>> start Source records

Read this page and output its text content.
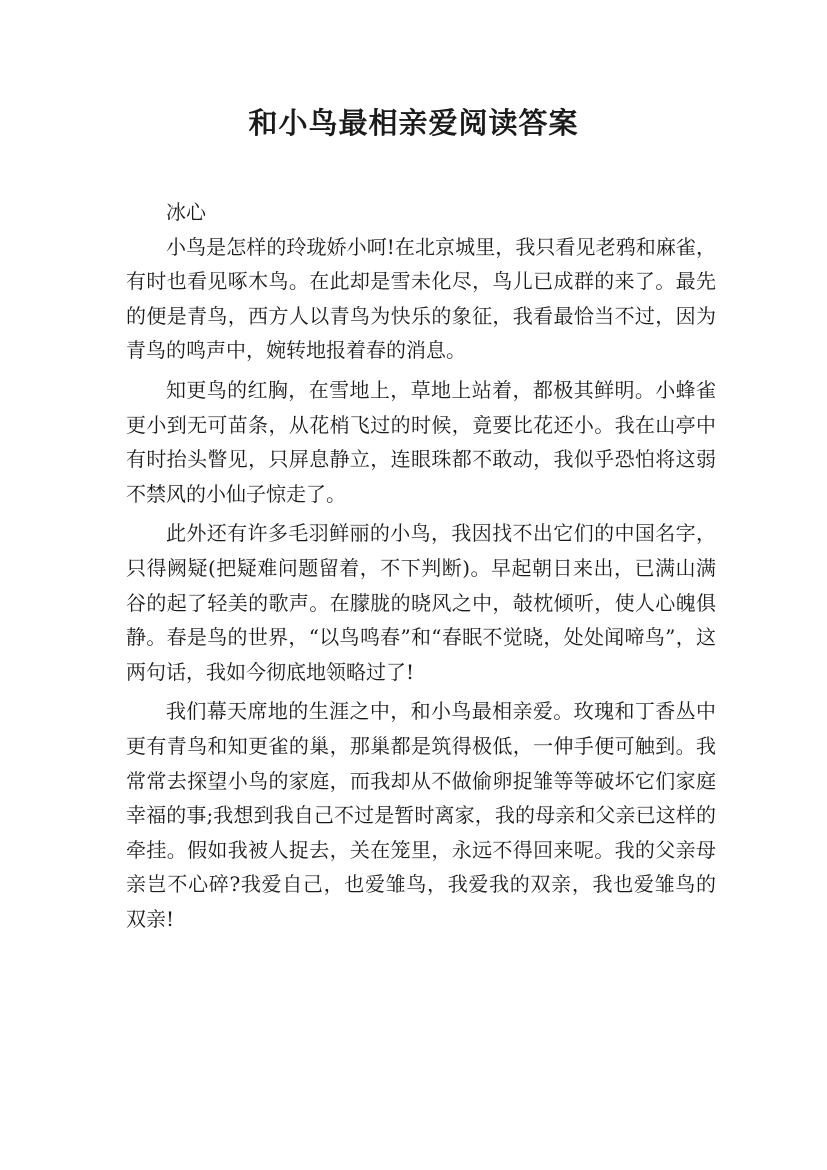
和小鸟最相亲爱阅读答案

冰心

小鸟是怎样的玲珑娇小呵!在北京城里，我只看见老鸦和麻雀，有时也看见啄木鸟。在此却是雪未化尽，鸟儿已成群的来了。最先的便是青鸟，西方人以青鸟为快乐的象征，我看最恰当不过，因为青鸟的鸣声中，婉转地报着春的消息。

知更鸟的红胸，在雪地上，草地上站着，都极其鲜明。小蜂雀更小到无可苗条，从花梢飞过的时候，竟要比花还小。我在山亭中有时抬头瞥见，只屏息静立，连眼珠都不敢动，我似乎恐怕将这弱不禁风的小仙子惊走了。

此外还有许多毛羽鲜丽的小鸟，我因找不出它们的中国名字，只得阙疑(把疑难问题留着，不下判断)。早起朝日来出，已满山满谷的起了轻美的歌声。在朦胧的晓风之中，攲枕倾听，使人心魄俱静。春是鸟的世界，“以鸟鸣春”和“春眠不觉晓，处处闻啼鸟”，这两句话，我如今彻底地领略过了!

我们幕天席地的生涯之中，和小鸟最相亲爱。玫瑰和丁香丛中更有青鸟和知更雀的巢，那巢都是筑得极低，一伸手便可触到。我常常去探望小鸟的家庭，而我却从不做偷卵捉雏等等破坏它们家庭幸福的事;我想到我自己不过是暂时离家，我的母亲和父亲已这样的牵挂。假如我被人捉去，关在笼里，永远不得回来呢。我的父亲母亲岂不心碎?我爱自己，也爱雏鸟，我爱我的双亲，我也爱雏鸟的双亲!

>> end Source records

> Instruction: Reproduce the full listing faithfully, but do not carry over any pictures.

> Task result:
Read this page and output its text content.
和小鸟最相亲爱阅读答案

冰心

小鸟是怎样的玲珑娇小呵!在北京城里，我只看见老鸦和麻雀，有时也看见啄木鸟。在此却是雪未化尽，鸟儿已成群的来了。最先的便是青鸟，西方人以青鸟为快乐的象征，我看最恰当不过，因为青鸟的鸣声中，婉转地报着春的消息。

知更鸟的红胸，在雪地上，草地上站着，都极其鲜明。小蜂雀更小到无可苗条，从花梢飞过的时候，竟要比花还小。我在山亭中有时抬头瞥见，只屏息静立，连眼珠都不敢动，我似乎恐怕将这弱不禁风的小仙子惊走了。

此外还有许多毛羽鲜丽的小鸟，我因找不出它们的中国名字，只得阙疑(把疑难问题留着，不下判断)。早起朝日来出，已满山满谷的起了轻美的歌声。在朦胧的晓风之中，攲枕倾听，使人心魄俱静。春是鸟的世界，“以鸟鸣春”和“春眠不觉晓，处处闻啼鸟”，这两句话，我如今彻底地领略过了!

我们幕天席地的生涯之中，和小鸟最相亲爱。玫瑰和丁香丛中更有青鸟和知更雀的巢，那巢都是筑得极低，一伸手便可触到。我常常去探望小鸟的家庭，而我却从不做偷卵捉雏等等破坏它们家庭幸福的事;我想到我自己不过是暂时离家，我的母亲和父亲已这样的牵挂。假如我被人捉去，关在笼里，永远不得回来呢。我的父亲母亲岂不心碎?我爱自己，也爱雏鸟，我爱我的双亲，我也爱雏鸟的双亲!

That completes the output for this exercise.